Friday, November 23, 2018

I Don't Miss Constantly Applying for Jobs

After earning my MLIS I kept mindlessly applying for any position that matched my experience. In the process I became frustrated about not landing coveted first job in my field. It took a few years for me to realized just how broken the system is and the benefits of leaving it.

Schools of information science always seemed worried about not having enough professionals to fill positions. In the process, they graduated far more students than the profession would ever experience openings for. I've lost touch with most of my former classmates, but most of them seemed to find MLIS work. Learning that isolating work environments proved detrimental to my health made obtaining positions in that field difficult. Sadly, the hoops to jump through to transition to a new field are complicated and rife with barriers.

People ask me where I see myself in five years. I honestly don't know. Where I'm at right now is very pleasant. I'm not isolated and I enjoy my team environment. If things change, though, I'm not sure I will adjust well. I feel like an endangered rain forest animal in terms of needing a specific work ecosystem to do well. If changes occur, I'll need to adjust or apply for new positions. Both options seem unappealing. Until then, I will thrive in my current environment and bring the best out of my coworkers.

- Andy out


Sunday, October 7, 2018

They Emphasized "Academia or Bust"

In grad school our instructors pushed for us to work in academic environments. This seemed logical. Many library and archival jobs were present in higher education. Despite this, they left me unprepared for how competitive those meager positions truly were. I kept applying for them to no avail.

Ultimately, it was good that I didn't obtain those jobs. Academia is completely out of touch with the needs of the public. Discourse on academic theory isn't directly helping the real world problems we face everyday. Since abandoning the profession I see how ineffective the academic LIS environment is. People there can't reach outside their bubble to connect with non-scholars.

When I volunteered I enjoyed working with other people. Sadly there's no way to switch to a reference environment without nepotism and years of unpaid experience. The myopic views on LIS and APRM jobs in grad school really messed me up. I know the environments I'd like to work in. I have no way of getting to work in those places without sacrificing my lifestyle. Going back to school feels like flushing money down a toilet. That said, knowing what I don't want to do feels as important as knowing what to do. It will take a while to detox, that's all.

- Andy out

Sunday, September 2, 2018

Their Career Advice Was Drastically Wrong

I remember finishing up at Pitt's iSchool. There were so many people from all different programs at the school being acknowledged. When I looked around I thought "The careers in LIS must be robust for all these graduates." The reality proved far from the truth. I can't speak for most of my classmates, since I lost contact with them. My experiences brought nothing but rejection and the LIS profession's closed-minded views on human resources. My struggles in Colorado confirmed this skepticism and I've all but abandoned the profession.

Since returning to being a Medical Records Technician, I've helped my department go fully digital. I helped establish groundwork for our EMR program. It wasn't a traditional career path, but I'm pleased with how things are working. I enjoy my coworkers and the setting of my workplace is delightful.

In the future I hope to expand on the pitfalls of contractor work. I also plan to call out the lies, short-sightedness, and failures of academic groupthink in LIS. I'm not pleased about being lied to and exploited by members of the academic community. This blog will help me organize my thoughts and provide a cathartic experience for what I endured. I'm not sure where this blog will go but seeing it develop will be intriguing.
******
## Requirement 1:
Decide whether each statement agrees with the blog posts: (a) The writer helped a department go fully digital. (b) Grad school instructors steered students toward academic environments. (c) The writer remains in close contact with most former classmates. Answer yes or no to each, and quote the deciding words.
## Requirement 2:
According to the blog posts, why did the instructors' push toward academic work seem logical? Answer in one to three sentences.
## Requirement 3:
Reproduce the part of the blog posts that begins at the words "Ultimately, it was" and stops after "connect with non-scholars.".

(Stored items)
******
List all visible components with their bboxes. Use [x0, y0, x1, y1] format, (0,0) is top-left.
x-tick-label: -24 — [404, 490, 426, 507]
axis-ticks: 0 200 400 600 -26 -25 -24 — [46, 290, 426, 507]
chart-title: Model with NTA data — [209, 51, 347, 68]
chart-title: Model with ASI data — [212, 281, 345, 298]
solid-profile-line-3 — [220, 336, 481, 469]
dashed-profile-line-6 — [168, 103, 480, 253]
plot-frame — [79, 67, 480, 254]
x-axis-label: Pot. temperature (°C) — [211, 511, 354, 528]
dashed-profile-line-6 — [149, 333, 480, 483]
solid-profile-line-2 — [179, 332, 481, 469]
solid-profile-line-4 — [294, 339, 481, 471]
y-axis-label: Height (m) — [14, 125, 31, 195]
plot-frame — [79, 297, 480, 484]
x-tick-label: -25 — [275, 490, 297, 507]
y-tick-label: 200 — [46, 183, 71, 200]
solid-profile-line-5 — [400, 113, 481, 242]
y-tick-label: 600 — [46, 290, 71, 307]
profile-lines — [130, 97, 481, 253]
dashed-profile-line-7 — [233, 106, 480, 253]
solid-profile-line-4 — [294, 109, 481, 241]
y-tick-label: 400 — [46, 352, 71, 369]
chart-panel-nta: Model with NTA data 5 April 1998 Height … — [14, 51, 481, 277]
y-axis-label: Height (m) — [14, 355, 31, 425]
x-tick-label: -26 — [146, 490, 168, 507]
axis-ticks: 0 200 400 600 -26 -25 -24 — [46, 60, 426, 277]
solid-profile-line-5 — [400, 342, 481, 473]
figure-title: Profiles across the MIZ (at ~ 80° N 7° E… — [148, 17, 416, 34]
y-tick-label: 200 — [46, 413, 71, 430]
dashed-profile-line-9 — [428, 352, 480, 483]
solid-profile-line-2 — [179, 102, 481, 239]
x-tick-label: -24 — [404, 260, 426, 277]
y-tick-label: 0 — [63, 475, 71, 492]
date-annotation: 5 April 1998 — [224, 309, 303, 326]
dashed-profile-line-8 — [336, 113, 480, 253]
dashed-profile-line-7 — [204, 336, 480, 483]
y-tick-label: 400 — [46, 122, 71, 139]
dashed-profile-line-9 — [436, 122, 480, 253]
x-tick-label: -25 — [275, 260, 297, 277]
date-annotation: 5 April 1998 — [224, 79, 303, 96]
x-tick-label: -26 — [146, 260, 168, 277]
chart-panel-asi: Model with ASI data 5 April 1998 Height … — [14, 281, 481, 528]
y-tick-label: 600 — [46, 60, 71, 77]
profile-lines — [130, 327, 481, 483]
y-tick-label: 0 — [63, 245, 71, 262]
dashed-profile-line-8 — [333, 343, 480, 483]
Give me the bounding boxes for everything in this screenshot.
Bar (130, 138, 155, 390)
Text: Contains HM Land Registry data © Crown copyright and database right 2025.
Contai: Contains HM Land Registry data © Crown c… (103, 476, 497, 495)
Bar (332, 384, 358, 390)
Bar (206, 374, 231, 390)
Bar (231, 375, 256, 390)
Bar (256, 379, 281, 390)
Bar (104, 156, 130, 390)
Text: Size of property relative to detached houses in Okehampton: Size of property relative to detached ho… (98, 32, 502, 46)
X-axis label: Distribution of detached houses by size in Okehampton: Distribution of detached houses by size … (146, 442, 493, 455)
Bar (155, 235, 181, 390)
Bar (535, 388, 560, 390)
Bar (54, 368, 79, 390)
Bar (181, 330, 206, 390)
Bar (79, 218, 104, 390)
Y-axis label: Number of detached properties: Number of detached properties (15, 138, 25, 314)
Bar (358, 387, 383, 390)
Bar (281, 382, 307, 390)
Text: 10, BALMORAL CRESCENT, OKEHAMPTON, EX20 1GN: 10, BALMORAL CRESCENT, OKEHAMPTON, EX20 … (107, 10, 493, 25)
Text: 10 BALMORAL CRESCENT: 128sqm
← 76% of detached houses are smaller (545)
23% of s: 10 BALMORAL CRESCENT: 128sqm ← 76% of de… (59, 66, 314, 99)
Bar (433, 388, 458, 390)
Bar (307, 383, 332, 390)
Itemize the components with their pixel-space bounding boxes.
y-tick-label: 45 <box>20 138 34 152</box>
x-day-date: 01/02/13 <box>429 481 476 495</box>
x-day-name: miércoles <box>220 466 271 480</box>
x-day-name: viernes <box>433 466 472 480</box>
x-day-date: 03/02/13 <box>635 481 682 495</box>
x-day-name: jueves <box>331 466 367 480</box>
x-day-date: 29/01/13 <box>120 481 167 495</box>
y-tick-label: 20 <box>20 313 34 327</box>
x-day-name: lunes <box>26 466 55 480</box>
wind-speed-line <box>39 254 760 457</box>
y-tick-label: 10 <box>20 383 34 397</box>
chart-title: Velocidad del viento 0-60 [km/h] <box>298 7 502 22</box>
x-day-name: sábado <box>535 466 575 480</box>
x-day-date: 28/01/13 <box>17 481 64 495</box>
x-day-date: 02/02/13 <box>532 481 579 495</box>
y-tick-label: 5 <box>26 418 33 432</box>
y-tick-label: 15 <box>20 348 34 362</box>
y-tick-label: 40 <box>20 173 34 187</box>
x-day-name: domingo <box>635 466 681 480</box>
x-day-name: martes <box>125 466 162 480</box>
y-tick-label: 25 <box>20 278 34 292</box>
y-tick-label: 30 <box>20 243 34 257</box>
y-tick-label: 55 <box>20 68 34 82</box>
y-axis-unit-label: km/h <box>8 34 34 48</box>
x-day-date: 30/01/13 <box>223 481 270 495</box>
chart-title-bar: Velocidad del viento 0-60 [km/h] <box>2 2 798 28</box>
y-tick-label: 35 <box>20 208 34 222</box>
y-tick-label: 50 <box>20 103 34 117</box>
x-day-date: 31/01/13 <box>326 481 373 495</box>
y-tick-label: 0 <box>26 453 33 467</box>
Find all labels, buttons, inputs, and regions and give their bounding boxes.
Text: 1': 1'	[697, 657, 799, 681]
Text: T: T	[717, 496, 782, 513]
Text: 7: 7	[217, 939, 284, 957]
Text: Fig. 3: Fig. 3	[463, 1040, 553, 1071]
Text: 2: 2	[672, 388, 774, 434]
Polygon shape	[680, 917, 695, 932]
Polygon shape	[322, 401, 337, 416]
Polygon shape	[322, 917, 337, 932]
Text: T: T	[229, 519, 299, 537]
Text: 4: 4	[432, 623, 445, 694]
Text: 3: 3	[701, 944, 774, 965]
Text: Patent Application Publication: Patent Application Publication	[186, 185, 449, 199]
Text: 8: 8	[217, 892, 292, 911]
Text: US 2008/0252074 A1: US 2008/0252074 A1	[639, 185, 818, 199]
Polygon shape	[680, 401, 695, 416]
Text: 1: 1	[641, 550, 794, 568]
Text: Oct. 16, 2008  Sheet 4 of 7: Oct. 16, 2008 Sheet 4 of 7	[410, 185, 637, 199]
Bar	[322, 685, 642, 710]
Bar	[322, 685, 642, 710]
******
## Response area 1:
(a) Yes: "Since returning to being a Medical Records Technician, I've helped my department go fully digital."
(b) Yes: "In grad school our instructors pushed for us to work in academic environments."
(c) No: "I've lost touch with most of my former classmates"

## Response area 2:
It seemed logical because many library and archival jobs were present in higher education.

## Response area 3:
Ultimately, it was good that I didn't obtain those jobs. Academia is completely out of touch with the needs of the public. Discourse on academic theory isn't directly helping the real world problems we face everyday. Since abandoning the profession I see how ineffective the academic LIS environment is. People there can't reach outside their bubble to connect with non-scholars.